■ **Task requirements**
Word for word, restate every line of the listing that follows.

■ **Records for this task**
—————
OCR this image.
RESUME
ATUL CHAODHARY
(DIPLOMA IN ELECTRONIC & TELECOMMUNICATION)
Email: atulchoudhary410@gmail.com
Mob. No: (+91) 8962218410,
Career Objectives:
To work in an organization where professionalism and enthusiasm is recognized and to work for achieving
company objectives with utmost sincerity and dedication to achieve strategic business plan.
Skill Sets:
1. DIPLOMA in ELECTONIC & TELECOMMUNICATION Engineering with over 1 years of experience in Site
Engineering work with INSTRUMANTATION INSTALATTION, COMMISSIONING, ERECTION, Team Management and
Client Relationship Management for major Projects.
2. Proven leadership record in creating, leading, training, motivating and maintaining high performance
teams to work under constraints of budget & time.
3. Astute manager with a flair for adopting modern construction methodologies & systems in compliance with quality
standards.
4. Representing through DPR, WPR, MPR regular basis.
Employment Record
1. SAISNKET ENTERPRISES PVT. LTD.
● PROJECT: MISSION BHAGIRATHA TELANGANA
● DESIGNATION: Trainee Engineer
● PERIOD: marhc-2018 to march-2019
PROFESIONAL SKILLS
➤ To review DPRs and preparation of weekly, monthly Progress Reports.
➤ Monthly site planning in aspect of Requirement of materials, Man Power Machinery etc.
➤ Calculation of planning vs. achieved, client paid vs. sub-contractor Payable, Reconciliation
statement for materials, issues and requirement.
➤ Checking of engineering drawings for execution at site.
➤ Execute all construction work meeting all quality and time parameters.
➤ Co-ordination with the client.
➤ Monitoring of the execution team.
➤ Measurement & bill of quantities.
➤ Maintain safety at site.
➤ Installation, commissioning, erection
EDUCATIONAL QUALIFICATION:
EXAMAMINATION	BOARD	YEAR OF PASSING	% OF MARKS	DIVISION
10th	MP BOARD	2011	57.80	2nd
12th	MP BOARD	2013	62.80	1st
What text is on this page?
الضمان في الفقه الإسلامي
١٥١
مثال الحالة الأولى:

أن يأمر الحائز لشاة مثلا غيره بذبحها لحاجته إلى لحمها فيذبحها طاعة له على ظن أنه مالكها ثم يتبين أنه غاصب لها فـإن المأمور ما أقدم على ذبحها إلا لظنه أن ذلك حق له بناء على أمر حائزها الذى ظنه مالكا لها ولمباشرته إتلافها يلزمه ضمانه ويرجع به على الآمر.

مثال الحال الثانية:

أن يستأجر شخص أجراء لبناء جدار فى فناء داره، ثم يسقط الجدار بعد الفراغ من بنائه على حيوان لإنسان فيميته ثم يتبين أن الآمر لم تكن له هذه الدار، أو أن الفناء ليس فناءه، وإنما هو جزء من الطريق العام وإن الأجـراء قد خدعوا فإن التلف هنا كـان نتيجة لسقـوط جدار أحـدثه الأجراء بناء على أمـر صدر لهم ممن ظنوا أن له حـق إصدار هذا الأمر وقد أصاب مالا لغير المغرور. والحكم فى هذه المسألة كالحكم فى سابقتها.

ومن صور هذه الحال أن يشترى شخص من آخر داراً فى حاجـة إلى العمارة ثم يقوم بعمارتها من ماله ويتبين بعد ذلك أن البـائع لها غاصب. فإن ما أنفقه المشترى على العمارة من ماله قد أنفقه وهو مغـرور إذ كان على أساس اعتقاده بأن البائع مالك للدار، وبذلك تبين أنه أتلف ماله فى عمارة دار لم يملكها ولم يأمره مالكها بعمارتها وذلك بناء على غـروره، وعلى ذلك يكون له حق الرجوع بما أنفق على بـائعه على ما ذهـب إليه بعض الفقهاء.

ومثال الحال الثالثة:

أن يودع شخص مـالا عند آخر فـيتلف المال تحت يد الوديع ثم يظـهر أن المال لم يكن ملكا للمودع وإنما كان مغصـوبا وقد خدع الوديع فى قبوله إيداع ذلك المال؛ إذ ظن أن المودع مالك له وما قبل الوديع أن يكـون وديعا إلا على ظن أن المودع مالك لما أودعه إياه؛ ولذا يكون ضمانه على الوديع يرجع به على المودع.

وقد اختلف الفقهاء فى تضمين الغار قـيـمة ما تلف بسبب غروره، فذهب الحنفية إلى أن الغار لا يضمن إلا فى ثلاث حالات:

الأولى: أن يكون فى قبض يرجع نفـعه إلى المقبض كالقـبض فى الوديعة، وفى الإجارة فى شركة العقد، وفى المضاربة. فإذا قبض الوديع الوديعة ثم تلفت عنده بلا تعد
—————
■ **Full answer**
OCR this image.
RESUME
ATUL CHAODHARY
(DIPLOMA IN ELECTRONIC & TELECOMMUNICATION)
Email: atulchoudhary410@gmail.com
Mob. No: (+91) 8962218410,
Career Objectives:
To work in an organization where professionalism and enthusiasm is recognized and to work for achieving
company objectives with utmost sincerity and dedication to achieve strategic business plan.
Skill Sets:
1. DIPLOMA in ELECTONIC & TELECOMMUNICATION Engineering with over 1 years of experience in Site
Engineering work with INSTRUMANTATION INSTALATTION, COMMISSIONING, ERECTION, Team Management and
Client Relationship Management for major Projects.
2. Proven leadership record in creating, leading, training, motivating and maintaining high performance
teams to work under constraints of budget & time.
3. Astute manager with a flair for adopting modern construction methodologies & systems in compliance with quality
standards.
4. Representing through DPR, WPR, MPR regular basis.
Employment Record
1. SAISNKET ENTERPRISES PVT. LTD.
● PROJECT: MISSION BHAGIRATHA TELANGANA
● DESIGNATION: Trainee Engineer
● PERIOD: marhc-2018 to march-2019
PROFESIONAL SKILLS
➤ To review DPRs and preparation of weekly, monthly Progress Reports.
➤ Monthly site planning in aspect of Requirement of materials, Man Power Machinery etc.
➤ Calculation of planning vs. achieved, client paid vs. sub-contractor Payable, Reconciliation
statement for materials, issues and requirement.
➤ Checking of engineering drawings for execution at site.
➤ Execute all construction work meeting all quality and time parameters.
➤ Co-ordination with the client.
➤ Monitoring of the execution team.
➤ Measurement & bill of quantities.
➤ Maintain safety at site.
➤ Installation, commissioning, erection
EDUCATIONAL QUALIFICATION:
EXAMAMINATION	BOARD	YEAR OF PASSING	% OF MARKS	DIVISION
10th	MP BOARD	2011	57.80	2nd
12th	MP BOARD	2013	62.80	1st
What text is on this page?
الضمان في الفقه الإسلامي
١٥١
مثال الحالة الأولى:

أن يأمر الحائز لشاة مثلا غيره بذبحها لحاجته إلى لحمها فيذبحها طاعة له على ظن أنه مالكها ثم يتبين أنه غاصب لها فـإن المأمور ما أقدم على ذبحها إلا لظنه أن ذلك حق له بناء على أمر حائزها الذى ظنه مالكا لها ولمباشرته إتلافها يلزمه ضمانه ويرجع به على الآمر.

مثال الحال الثانية:

أن يستأجر شخص أجراء لبناء جدار فى فناء داره، ثم يسقط الجدار بعد الفراغ من بنائه على حيوان لإنسان فيميته ثم يتبين أن الآمر لم تكن له هذه الدار، أو أن الفناء ليس فناءه، وإنما هو جزء من الطريق العام وإن الأجـراء قد خدعوا فإن التلف هنا كـان نتيجة لسقـوط جدار أحـدثه الأجراء بناء على أمـر صدر لهم ممن ظنوا أن له حـق إصدار هذا الأمر وقد أصاب مالا لغير المغرور. والحكم فى هذه المسألة كالحكم فى سابقتها.

ومن صور هذه الحال أن يشترى شخص من آخر داراً فى حاجـة إلى العمارة ثم يقوم بعمارتها من ماله ويتبين بعد ذلك أن البـائع لها غاصب. فإن ما أنفقه المشترى على العمارة من ماله قد أنفقه وهو مغـرور إذ كان على أساس اعتقاده بأن البائع مالك للدار، وبذلك تبين أنه أتلف ماله فى عمارة دار لم يملكها ولم يأمره مالكها بعمارتها وذلك بناء على غـروره، وعلى ذلك يكون له حق الرجوع بما أنفق على بـائعه على ما ذهـب إليه بعض الفقهاء.

ومثال الحال الثالثة:

أن يودع شخص مـالا عند آخر فـيتلف المال تحت يد الوديع ثم يظـهر أن المال لم يكن ملكا للمودع وإنما كان مغصـوبا وقد خدع الوديع فى قبوله إيداع ذلك المال؛ إذ ظن أن المودع مالك له وما قبل الوديع أن يكـون وديعا إلا على ظن أن المودع مالك لما أودعه إياه؛ ولذا يكون ضمانه على الوديع يرجع به على المودع.

وقد اختلف الفقهاء فى تضمين الغار قـيـمة ما تلف بسبب غروره، فذهب الحنفية إلى أن الغار لا يضمن إلا فى ثلاث حالات:

الأولى: أن يكون فى قبض يرجع نفـعه إلى المقبض كالقـبض فى الوديعة، وفى الإجارة فى شركة العقد، وفى المضاربة. فإذا قبض الوديع الوديعة ثم تلفت عنده بلا تعد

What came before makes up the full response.